• **Supplied information**
= = = =

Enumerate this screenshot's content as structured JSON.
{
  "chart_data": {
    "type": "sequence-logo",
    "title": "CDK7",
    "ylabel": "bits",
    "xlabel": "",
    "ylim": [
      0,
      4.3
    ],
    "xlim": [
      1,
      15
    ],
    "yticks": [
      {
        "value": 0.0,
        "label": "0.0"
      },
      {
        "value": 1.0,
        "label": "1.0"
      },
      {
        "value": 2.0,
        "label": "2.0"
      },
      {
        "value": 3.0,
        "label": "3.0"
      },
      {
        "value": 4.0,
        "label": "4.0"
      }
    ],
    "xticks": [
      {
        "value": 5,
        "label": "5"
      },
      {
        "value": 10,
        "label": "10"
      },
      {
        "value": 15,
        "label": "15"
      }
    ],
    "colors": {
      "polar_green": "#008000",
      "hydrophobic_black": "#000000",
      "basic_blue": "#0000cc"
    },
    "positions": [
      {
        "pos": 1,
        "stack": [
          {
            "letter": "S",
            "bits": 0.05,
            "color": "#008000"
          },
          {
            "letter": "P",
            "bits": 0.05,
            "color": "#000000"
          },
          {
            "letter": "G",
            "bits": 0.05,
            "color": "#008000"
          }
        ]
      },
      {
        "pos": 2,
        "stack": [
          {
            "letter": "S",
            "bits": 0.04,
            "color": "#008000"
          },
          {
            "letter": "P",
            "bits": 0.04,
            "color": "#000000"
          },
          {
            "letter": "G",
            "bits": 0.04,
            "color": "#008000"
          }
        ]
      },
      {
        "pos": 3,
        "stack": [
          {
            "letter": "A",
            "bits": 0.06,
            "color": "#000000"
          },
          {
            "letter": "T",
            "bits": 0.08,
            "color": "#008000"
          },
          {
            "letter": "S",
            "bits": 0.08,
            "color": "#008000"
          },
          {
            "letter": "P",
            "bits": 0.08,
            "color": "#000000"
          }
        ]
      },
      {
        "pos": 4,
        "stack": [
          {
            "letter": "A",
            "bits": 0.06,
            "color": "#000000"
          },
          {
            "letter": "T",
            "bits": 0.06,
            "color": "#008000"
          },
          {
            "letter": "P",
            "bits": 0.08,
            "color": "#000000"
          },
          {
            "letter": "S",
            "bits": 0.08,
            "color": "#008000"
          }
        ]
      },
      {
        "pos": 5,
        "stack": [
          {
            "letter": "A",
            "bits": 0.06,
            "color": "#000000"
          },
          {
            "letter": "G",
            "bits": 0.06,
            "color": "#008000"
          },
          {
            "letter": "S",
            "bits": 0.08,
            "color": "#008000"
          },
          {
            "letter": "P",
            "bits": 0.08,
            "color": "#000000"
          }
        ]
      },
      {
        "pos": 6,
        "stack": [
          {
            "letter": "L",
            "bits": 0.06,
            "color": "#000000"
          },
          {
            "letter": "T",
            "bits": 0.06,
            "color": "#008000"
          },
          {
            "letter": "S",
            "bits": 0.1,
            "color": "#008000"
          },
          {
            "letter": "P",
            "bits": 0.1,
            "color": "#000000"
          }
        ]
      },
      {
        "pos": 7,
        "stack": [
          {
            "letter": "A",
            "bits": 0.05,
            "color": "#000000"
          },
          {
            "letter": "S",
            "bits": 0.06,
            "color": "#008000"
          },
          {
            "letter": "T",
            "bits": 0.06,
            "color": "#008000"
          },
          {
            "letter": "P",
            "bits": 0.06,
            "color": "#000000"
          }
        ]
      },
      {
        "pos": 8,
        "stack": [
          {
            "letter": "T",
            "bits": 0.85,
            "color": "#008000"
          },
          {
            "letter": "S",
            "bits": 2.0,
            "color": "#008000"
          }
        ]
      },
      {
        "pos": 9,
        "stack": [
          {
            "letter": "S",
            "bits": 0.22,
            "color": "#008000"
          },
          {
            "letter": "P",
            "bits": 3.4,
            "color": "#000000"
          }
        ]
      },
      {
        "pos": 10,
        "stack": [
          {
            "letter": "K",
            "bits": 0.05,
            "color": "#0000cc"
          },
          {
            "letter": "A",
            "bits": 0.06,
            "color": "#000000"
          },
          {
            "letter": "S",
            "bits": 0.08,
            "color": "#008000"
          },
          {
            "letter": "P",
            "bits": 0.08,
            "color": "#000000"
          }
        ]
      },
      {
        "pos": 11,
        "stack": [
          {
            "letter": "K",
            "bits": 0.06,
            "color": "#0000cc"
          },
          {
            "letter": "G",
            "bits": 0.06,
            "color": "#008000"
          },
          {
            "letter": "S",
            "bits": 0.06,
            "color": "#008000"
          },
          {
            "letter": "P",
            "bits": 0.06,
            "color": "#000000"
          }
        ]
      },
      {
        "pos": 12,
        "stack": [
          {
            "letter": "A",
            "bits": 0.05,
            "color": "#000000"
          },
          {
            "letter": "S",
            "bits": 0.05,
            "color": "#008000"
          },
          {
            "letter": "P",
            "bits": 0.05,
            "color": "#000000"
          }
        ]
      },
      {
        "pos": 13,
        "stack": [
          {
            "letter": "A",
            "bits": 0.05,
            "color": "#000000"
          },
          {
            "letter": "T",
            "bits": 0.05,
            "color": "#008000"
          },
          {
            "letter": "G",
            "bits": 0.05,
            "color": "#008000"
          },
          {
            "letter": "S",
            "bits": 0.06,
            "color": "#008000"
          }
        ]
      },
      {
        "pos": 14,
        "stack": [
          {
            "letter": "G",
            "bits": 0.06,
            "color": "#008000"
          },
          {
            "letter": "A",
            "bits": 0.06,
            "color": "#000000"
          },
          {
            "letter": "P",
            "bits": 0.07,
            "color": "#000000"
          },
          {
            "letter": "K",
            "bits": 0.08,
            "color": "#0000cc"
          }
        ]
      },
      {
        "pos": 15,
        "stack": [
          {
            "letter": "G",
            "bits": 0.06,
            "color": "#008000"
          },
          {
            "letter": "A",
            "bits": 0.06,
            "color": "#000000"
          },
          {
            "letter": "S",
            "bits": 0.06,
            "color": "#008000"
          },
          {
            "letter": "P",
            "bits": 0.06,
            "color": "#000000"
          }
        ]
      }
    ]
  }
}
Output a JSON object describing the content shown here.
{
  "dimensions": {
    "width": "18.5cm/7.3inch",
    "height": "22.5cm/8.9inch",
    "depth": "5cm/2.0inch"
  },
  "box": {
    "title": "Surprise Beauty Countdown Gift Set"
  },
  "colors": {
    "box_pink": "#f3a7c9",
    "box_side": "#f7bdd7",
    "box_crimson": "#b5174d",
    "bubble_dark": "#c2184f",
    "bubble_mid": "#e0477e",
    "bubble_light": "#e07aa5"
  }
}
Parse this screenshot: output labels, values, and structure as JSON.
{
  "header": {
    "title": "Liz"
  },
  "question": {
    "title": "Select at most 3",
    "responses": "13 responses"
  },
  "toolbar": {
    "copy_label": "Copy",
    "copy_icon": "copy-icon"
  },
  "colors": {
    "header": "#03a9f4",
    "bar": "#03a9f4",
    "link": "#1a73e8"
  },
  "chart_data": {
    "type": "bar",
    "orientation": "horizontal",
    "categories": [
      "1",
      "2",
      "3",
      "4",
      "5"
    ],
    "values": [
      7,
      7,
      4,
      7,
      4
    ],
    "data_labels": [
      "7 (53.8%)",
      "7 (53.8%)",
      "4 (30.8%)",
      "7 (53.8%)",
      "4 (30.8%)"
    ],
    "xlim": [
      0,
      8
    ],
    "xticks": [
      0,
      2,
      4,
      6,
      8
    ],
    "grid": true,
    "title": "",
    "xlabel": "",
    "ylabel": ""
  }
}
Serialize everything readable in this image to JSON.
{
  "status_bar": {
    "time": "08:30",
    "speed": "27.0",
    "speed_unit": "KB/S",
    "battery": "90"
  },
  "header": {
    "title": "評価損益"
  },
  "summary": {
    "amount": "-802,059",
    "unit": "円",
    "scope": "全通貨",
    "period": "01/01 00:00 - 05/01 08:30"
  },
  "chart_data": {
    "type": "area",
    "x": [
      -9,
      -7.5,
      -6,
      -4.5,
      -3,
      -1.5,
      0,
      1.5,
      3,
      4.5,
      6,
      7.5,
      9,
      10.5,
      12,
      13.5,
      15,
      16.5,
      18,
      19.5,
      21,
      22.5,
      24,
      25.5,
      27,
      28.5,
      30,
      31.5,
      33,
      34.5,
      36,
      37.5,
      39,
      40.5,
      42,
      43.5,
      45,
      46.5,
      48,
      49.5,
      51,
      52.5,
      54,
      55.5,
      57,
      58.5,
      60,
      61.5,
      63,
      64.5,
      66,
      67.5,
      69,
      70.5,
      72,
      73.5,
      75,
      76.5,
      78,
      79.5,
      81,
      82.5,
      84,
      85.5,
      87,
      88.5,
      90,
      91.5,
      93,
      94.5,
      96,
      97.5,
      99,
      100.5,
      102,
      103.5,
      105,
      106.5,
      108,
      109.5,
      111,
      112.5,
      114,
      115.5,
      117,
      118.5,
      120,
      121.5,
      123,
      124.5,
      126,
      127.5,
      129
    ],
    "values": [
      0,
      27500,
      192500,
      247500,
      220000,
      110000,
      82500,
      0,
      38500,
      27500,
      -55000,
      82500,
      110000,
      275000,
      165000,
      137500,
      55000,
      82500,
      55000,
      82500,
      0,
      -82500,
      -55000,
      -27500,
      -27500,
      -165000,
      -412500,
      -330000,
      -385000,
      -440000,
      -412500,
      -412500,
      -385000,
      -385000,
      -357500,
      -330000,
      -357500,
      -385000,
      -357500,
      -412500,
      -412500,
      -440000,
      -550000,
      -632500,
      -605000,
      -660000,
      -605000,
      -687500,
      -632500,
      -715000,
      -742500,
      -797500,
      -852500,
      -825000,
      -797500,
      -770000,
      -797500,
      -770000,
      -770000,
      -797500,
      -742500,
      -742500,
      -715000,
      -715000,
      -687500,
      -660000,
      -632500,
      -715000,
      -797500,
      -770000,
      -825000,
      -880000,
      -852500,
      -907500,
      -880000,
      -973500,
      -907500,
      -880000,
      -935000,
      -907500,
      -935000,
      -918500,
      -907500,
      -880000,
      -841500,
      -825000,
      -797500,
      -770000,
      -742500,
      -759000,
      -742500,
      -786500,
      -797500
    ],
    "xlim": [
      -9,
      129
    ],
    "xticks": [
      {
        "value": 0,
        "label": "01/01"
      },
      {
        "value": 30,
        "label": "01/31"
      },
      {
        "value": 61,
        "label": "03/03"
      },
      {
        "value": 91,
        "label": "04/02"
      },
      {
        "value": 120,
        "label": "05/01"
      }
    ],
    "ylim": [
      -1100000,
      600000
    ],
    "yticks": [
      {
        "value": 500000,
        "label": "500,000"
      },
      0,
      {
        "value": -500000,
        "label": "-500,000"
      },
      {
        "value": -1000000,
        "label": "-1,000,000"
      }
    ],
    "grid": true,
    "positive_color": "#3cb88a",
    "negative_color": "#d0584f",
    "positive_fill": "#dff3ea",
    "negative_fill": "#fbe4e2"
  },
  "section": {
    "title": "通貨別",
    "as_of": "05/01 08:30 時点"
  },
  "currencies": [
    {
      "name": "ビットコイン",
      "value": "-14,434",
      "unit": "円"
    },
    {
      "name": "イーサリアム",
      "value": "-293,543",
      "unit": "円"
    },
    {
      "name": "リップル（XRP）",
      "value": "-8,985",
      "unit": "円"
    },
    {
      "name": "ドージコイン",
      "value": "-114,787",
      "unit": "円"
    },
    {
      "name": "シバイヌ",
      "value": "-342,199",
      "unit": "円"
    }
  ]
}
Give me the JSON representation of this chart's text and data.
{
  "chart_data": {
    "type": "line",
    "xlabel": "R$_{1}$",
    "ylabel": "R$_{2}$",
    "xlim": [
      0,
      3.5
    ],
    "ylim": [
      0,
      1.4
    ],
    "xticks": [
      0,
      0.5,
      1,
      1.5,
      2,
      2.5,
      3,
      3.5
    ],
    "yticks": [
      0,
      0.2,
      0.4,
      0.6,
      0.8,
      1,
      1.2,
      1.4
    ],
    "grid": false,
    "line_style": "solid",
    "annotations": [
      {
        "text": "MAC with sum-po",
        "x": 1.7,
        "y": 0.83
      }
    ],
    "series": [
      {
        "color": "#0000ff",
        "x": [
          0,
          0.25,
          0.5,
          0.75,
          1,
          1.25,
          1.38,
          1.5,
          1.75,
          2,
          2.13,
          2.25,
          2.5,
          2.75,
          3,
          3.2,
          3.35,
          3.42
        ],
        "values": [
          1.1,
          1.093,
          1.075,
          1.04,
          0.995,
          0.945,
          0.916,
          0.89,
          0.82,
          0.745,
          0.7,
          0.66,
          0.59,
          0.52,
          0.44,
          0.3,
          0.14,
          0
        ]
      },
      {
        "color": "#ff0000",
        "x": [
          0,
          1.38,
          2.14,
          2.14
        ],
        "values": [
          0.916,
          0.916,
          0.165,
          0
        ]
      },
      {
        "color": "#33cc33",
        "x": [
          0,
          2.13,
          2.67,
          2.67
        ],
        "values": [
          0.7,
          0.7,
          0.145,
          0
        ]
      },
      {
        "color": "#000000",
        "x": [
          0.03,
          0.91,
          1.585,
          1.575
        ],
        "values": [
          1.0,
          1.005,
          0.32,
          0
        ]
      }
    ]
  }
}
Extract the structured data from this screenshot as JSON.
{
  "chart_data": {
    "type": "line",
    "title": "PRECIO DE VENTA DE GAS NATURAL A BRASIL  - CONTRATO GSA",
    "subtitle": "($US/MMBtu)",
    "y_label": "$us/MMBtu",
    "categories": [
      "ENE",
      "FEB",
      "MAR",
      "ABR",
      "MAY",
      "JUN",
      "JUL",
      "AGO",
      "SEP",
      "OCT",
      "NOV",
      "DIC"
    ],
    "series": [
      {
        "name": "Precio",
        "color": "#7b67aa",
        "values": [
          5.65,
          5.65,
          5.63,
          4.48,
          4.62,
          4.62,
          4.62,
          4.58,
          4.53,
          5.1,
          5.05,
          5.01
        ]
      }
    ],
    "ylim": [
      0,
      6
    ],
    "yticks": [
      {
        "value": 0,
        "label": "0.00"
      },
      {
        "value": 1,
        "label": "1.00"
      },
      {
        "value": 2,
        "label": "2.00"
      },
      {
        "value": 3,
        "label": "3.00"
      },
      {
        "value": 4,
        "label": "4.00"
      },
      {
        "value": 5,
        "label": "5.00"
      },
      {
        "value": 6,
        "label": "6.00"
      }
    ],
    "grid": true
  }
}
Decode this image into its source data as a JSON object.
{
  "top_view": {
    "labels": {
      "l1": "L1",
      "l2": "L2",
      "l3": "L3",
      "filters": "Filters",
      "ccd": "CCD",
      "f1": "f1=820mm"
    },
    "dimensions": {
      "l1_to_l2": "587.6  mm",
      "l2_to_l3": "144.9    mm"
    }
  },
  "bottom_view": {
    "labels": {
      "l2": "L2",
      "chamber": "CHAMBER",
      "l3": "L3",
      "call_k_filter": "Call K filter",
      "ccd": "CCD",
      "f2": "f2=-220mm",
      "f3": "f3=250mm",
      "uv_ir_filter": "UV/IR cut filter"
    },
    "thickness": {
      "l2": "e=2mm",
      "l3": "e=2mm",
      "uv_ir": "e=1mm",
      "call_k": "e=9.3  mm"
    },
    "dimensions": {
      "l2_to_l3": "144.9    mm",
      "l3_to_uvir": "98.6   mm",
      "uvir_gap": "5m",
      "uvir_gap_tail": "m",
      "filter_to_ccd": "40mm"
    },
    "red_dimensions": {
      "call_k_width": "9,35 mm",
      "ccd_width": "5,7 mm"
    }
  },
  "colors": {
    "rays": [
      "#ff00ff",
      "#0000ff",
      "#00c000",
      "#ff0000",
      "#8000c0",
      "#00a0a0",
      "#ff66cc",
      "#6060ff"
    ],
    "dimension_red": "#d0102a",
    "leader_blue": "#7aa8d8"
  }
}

= = = =

• **What the task requires**
Identify the lines that hold the word "content". Copy every one of them.

• **Answer in full**
Enumerate this screenshot's content as structured JSON.
Output a JSON object describing the content shown here.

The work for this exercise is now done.